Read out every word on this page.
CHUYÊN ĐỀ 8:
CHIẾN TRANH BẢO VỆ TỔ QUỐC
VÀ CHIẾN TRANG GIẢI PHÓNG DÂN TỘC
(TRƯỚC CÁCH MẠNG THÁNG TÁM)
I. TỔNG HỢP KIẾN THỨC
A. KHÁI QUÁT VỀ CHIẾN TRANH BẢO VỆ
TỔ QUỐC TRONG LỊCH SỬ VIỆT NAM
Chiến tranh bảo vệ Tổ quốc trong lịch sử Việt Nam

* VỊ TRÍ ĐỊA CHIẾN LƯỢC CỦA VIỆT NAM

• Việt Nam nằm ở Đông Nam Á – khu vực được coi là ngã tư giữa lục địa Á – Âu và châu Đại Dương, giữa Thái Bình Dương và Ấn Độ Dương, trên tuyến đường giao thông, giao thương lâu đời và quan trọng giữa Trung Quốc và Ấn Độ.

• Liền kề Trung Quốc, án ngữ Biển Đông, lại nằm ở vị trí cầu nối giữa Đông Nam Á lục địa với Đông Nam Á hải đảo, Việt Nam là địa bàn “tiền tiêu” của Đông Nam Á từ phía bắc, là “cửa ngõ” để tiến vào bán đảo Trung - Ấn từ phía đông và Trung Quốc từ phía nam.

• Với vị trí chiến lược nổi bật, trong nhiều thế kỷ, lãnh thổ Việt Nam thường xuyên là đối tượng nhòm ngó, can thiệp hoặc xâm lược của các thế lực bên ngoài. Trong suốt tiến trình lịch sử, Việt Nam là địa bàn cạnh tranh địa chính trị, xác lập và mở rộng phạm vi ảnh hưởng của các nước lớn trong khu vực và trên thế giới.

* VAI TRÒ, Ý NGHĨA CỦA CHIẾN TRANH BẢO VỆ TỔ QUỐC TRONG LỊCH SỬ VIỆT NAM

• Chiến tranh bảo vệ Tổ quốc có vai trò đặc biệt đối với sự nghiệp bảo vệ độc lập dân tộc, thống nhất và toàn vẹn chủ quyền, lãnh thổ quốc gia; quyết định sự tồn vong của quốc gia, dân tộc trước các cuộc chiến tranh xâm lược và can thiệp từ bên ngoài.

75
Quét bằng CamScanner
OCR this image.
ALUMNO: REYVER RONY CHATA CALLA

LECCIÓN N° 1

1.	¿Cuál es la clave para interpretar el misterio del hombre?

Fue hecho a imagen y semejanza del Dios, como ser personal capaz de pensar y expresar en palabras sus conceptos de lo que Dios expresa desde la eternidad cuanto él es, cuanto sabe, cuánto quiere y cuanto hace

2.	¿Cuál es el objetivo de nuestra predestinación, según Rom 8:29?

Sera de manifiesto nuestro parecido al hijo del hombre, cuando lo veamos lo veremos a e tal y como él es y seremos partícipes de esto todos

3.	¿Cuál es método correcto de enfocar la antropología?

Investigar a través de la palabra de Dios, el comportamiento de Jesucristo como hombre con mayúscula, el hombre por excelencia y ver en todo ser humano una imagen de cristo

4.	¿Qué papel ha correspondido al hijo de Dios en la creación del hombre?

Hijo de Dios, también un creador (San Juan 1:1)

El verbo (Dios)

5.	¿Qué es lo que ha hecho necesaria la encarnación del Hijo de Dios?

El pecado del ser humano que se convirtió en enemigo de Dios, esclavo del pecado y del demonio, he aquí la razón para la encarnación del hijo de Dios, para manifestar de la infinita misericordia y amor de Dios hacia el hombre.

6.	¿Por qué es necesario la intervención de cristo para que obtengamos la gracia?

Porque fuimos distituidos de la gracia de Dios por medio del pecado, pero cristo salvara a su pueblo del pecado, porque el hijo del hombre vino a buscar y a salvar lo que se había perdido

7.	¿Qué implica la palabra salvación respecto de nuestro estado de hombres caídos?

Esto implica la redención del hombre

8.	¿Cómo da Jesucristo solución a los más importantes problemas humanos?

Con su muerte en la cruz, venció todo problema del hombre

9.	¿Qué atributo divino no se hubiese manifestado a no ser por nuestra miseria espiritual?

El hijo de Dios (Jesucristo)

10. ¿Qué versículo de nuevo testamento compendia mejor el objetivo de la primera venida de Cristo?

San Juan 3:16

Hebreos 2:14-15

# WHAT THE TASK REQUIRES
Check each line of the records for "Cuál" and copy the ones that contain it.

# THE RESPONSE
1.	¿Cuál es la clave para interpretar el misterio del hombre?
2.	¿Cuál es el objetivo de nuestra predestinación, según Rom 8:29?
3.	¿Cuál es método correcto de enfocar la antropología?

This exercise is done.